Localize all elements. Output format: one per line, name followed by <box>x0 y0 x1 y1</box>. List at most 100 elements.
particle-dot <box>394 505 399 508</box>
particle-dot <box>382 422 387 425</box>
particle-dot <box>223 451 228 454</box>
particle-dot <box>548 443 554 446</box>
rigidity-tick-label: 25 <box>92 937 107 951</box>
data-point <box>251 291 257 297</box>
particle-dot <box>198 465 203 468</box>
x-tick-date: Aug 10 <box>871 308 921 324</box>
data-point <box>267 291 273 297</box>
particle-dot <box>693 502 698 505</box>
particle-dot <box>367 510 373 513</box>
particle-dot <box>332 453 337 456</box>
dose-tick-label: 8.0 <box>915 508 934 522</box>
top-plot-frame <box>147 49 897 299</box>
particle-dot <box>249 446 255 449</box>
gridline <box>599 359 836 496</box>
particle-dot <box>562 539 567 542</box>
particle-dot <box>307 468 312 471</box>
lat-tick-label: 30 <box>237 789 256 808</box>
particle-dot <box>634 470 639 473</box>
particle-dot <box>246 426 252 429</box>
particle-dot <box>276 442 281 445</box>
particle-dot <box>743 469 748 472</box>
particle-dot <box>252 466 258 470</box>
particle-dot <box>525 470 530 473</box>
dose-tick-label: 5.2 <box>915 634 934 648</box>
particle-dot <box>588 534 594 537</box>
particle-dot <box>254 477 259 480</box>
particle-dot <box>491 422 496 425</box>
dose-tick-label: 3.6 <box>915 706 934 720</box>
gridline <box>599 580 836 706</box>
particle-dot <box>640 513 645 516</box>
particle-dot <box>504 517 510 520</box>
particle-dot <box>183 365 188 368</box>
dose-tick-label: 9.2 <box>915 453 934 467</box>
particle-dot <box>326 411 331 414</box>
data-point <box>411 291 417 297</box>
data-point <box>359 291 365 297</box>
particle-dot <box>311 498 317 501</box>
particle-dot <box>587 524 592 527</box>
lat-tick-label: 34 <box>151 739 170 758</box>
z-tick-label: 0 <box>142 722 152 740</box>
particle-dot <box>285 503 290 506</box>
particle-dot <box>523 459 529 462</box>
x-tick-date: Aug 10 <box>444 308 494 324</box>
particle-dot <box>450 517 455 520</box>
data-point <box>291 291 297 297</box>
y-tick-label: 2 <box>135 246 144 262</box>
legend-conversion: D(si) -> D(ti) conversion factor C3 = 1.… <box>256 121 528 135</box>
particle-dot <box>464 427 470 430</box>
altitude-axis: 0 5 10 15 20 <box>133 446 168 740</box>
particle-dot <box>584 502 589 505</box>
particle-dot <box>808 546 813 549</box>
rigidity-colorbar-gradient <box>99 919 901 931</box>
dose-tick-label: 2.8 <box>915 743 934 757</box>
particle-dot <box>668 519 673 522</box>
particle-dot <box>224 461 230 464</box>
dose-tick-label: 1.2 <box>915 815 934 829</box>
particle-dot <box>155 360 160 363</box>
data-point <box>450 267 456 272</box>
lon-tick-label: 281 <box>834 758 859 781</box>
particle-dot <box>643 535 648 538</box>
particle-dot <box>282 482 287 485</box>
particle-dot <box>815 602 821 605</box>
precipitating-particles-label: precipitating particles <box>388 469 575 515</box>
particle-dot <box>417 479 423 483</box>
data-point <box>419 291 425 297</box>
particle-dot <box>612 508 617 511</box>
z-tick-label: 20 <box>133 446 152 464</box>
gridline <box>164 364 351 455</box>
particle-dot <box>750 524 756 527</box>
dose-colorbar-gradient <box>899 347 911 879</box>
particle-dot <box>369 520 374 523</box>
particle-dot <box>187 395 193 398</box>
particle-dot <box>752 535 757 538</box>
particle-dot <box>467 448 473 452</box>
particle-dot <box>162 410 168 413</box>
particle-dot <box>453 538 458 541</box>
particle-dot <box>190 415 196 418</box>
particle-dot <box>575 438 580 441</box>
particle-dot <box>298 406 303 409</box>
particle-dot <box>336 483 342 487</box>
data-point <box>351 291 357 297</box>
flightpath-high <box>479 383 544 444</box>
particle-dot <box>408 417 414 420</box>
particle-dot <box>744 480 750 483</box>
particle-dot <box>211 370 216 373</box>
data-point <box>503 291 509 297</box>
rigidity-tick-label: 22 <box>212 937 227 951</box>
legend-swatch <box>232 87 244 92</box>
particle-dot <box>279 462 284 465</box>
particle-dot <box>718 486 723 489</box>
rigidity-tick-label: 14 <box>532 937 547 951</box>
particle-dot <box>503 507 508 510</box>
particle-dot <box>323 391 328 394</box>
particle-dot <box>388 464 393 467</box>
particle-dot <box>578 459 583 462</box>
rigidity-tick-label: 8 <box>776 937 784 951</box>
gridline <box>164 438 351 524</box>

::::::::::

Show each line of the items above that contains the string "date", copied in full.

== Final result ==
x-tick-date: Aug 10 <box>871 308 921 324</box>
x-tick-date: Aug 10 <box>444 308 494 324</box>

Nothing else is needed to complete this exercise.